-------- SUPPLIED INFORMATION

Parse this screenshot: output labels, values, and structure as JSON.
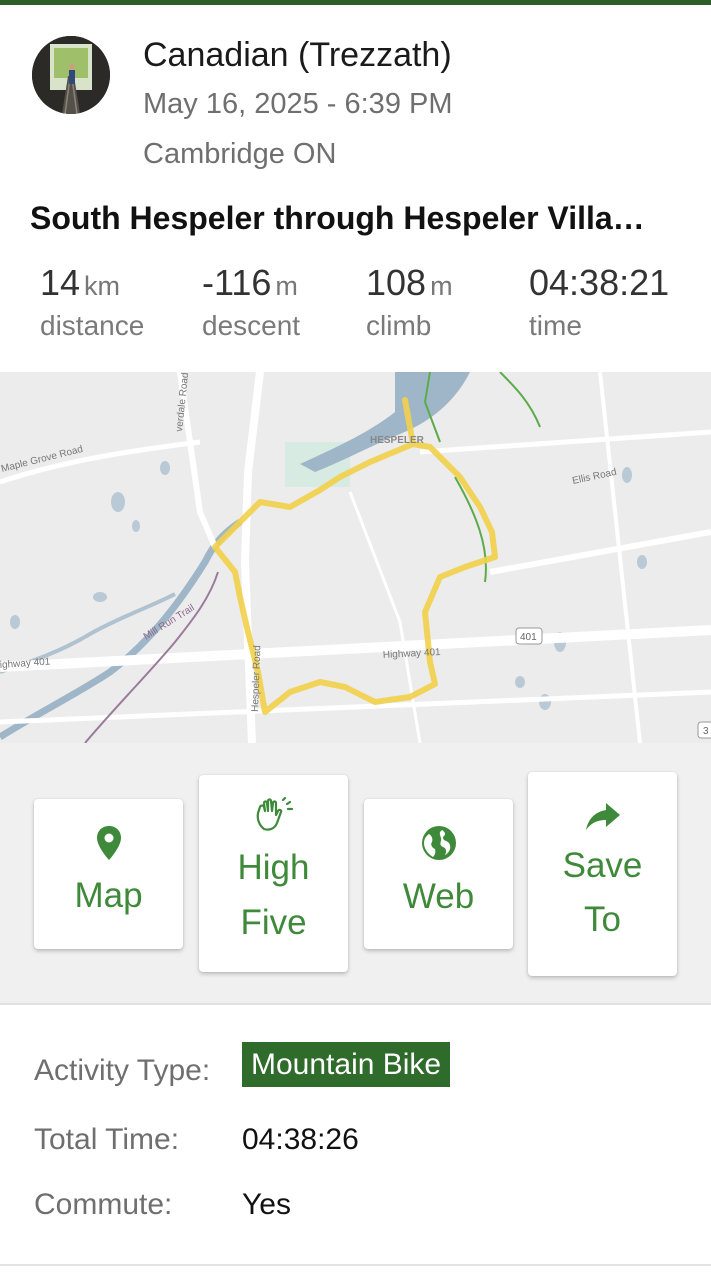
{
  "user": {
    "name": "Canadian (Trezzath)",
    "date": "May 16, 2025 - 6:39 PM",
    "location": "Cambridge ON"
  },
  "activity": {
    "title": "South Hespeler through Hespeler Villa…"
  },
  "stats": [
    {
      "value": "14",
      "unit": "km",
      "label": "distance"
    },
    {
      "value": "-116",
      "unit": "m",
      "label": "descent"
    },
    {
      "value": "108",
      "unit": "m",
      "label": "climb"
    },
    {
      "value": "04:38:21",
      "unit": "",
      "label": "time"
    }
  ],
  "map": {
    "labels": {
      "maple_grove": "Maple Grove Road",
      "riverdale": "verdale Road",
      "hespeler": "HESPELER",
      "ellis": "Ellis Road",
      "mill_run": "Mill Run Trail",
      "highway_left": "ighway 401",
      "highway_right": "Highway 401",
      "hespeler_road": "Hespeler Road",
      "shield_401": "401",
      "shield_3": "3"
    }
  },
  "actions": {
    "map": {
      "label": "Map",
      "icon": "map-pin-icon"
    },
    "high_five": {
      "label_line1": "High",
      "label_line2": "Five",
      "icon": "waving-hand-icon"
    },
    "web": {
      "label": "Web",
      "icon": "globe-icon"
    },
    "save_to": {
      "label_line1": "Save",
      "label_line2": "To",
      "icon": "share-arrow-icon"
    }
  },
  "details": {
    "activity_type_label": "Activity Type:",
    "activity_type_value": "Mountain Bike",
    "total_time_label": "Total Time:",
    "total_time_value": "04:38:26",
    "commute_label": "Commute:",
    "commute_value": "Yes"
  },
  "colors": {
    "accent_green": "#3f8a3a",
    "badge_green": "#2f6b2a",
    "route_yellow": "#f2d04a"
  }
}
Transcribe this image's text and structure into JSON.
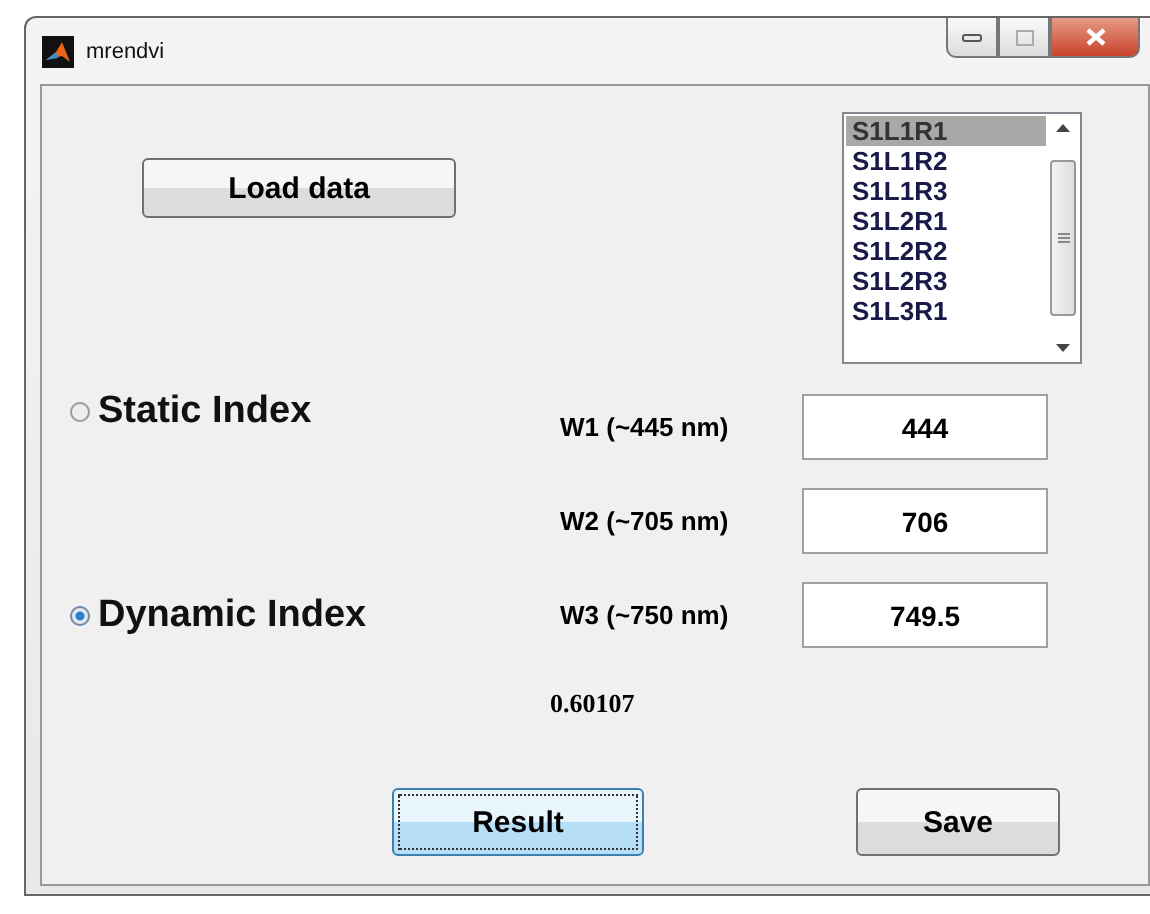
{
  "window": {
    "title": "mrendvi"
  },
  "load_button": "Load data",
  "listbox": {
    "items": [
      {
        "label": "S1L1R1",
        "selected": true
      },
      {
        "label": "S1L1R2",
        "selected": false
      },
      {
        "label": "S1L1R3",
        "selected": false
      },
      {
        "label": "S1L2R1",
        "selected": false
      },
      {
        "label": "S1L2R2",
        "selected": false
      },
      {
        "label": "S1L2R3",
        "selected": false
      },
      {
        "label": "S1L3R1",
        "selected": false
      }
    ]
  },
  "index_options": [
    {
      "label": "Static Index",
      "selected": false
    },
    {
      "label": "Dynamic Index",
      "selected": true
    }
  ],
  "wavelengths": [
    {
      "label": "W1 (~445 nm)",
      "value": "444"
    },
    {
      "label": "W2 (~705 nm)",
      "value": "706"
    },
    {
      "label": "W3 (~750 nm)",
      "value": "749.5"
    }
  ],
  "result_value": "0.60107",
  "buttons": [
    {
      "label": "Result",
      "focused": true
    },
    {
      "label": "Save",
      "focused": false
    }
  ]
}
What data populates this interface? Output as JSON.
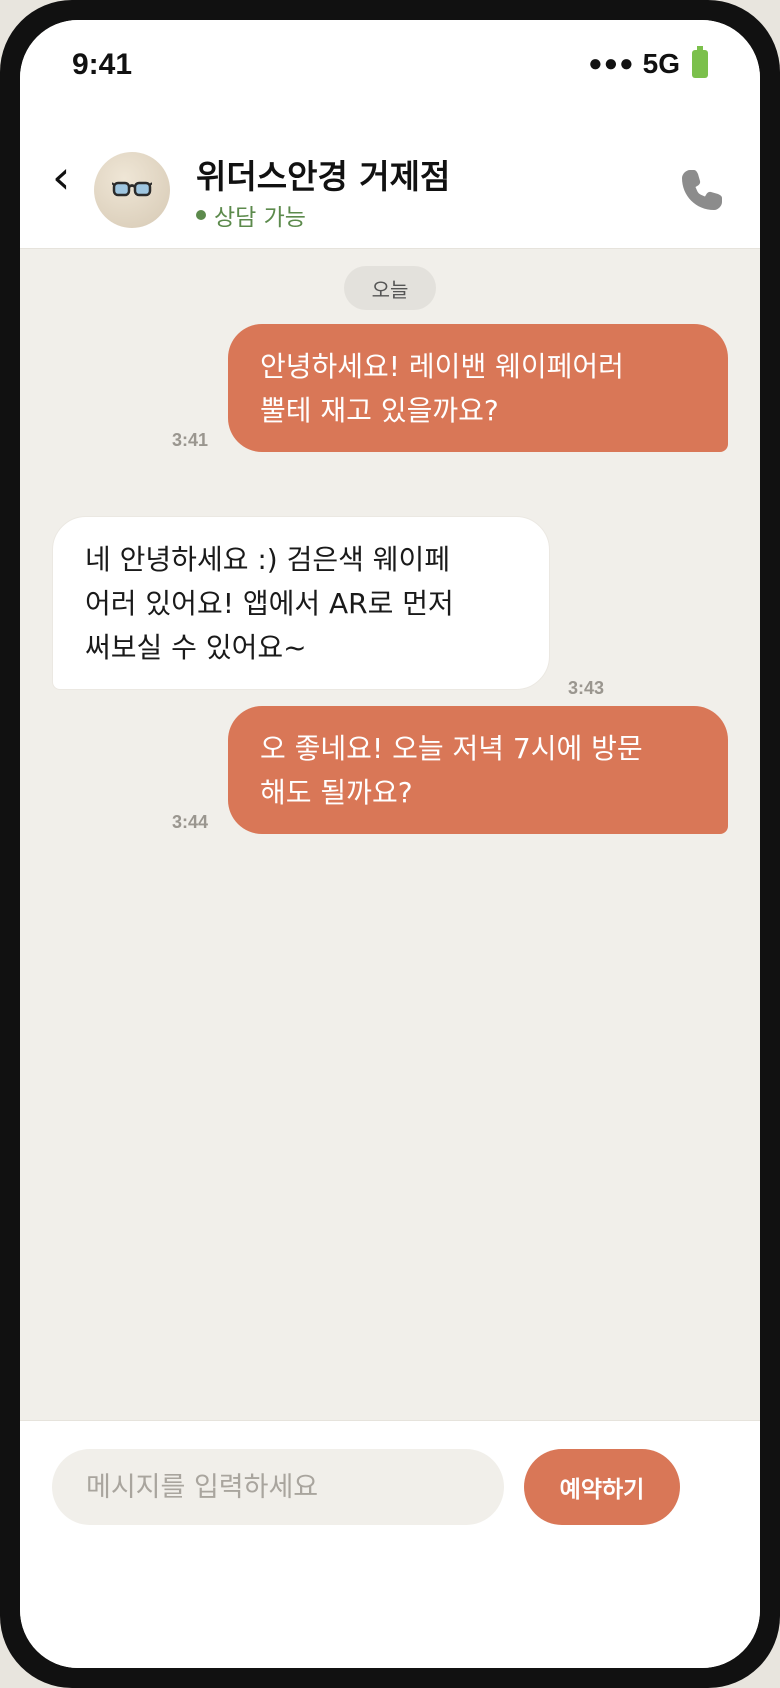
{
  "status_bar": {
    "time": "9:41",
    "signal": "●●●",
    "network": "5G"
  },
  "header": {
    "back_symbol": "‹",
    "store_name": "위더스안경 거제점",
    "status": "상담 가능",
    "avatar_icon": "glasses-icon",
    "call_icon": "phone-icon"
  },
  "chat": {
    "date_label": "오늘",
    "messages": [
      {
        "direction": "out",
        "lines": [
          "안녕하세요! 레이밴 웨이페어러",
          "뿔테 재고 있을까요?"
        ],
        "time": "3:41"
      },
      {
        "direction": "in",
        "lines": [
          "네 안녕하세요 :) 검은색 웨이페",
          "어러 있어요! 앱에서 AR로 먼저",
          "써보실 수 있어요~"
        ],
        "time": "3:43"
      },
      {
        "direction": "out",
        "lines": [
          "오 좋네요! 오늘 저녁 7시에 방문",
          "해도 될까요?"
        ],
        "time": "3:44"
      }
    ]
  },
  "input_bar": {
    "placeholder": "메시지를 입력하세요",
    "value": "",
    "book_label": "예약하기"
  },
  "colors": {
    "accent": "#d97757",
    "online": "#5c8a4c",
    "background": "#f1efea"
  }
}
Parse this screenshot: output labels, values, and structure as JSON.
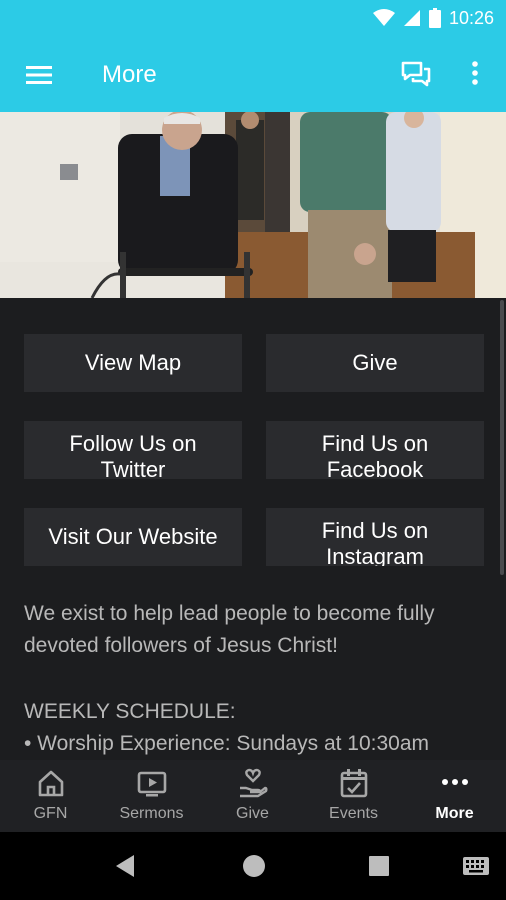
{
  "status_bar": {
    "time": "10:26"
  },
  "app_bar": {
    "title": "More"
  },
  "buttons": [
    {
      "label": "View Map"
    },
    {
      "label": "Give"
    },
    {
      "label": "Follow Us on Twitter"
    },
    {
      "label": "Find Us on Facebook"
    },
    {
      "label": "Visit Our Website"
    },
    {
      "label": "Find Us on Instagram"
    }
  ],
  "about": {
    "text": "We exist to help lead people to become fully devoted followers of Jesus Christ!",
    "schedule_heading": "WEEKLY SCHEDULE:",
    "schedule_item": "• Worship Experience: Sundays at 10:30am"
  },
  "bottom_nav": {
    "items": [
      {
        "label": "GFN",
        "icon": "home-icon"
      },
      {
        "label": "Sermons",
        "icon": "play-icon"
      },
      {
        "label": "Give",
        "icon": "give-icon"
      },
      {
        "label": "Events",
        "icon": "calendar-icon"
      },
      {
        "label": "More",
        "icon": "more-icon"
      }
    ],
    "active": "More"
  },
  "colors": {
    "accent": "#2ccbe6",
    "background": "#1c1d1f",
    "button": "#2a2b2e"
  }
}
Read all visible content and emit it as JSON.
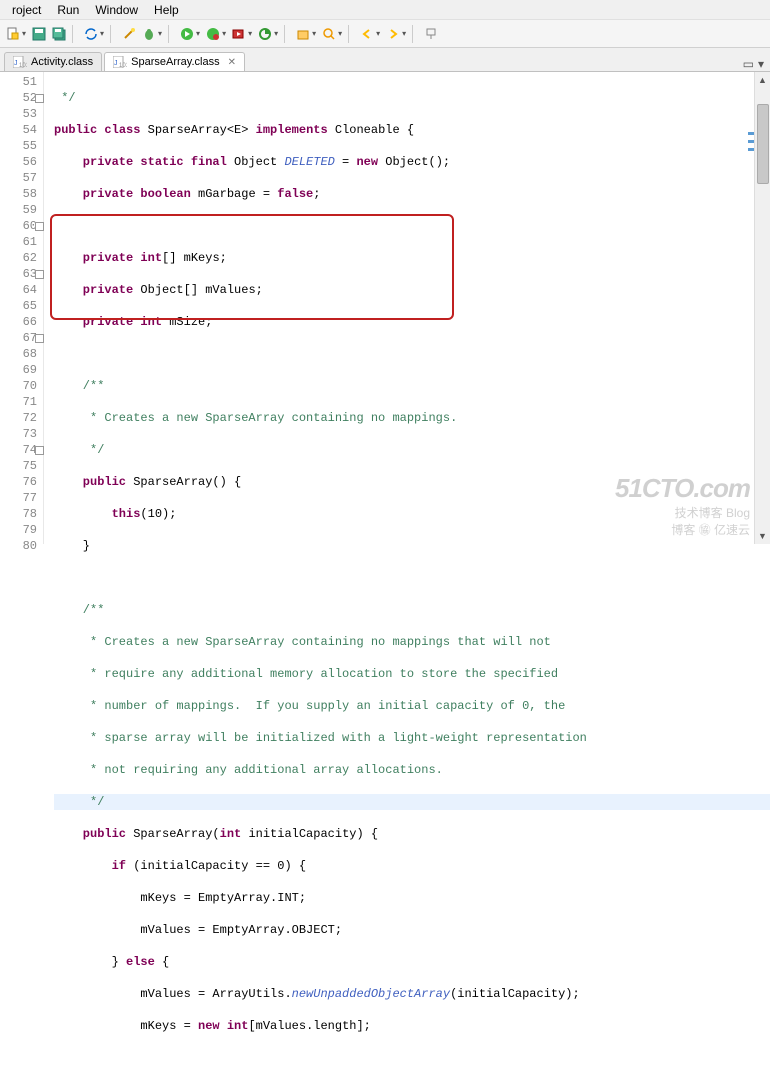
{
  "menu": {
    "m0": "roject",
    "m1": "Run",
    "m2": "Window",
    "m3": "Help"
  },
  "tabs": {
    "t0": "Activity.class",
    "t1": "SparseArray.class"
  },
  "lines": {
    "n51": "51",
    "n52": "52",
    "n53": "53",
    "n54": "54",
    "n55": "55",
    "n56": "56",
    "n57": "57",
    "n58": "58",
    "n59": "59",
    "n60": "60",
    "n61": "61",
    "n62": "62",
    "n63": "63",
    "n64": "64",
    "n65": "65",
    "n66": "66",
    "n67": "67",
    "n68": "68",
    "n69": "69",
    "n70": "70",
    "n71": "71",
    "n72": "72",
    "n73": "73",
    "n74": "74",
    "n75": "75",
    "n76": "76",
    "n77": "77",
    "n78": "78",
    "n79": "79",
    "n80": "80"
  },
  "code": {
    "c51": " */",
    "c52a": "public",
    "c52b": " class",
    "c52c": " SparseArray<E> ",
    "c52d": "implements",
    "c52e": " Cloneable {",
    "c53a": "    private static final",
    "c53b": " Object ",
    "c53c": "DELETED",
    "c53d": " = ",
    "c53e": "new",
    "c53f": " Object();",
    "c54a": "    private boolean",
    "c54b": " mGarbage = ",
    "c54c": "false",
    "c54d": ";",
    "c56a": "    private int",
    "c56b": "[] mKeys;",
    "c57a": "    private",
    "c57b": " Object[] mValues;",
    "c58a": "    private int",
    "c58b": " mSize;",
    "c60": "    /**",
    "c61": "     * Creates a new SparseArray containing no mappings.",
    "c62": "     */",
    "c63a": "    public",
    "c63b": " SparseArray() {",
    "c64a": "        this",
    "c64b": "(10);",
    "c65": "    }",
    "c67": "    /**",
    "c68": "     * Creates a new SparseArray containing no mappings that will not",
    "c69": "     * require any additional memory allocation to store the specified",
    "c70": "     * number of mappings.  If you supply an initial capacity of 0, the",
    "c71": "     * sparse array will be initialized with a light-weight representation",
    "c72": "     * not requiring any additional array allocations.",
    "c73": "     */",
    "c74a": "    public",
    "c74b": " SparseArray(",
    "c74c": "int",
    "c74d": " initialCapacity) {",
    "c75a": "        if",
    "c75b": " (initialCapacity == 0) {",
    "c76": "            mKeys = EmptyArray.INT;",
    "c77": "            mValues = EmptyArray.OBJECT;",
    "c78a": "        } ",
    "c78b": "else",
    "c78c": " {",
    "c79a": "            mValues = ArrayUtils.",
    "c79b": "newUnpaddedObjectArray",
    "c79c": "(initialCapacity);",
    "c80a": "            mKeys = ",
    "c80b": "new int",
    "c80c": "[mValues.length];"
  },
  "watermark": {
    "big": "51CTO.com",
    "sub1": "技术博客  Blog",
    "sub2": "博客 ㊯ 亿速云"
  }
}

----------------

• _INSTRUCTIONS TO FOLLOW_
Across the material above, count every line holding "containing" and write down only the number.

• _COMPLETE OUTPUT_
2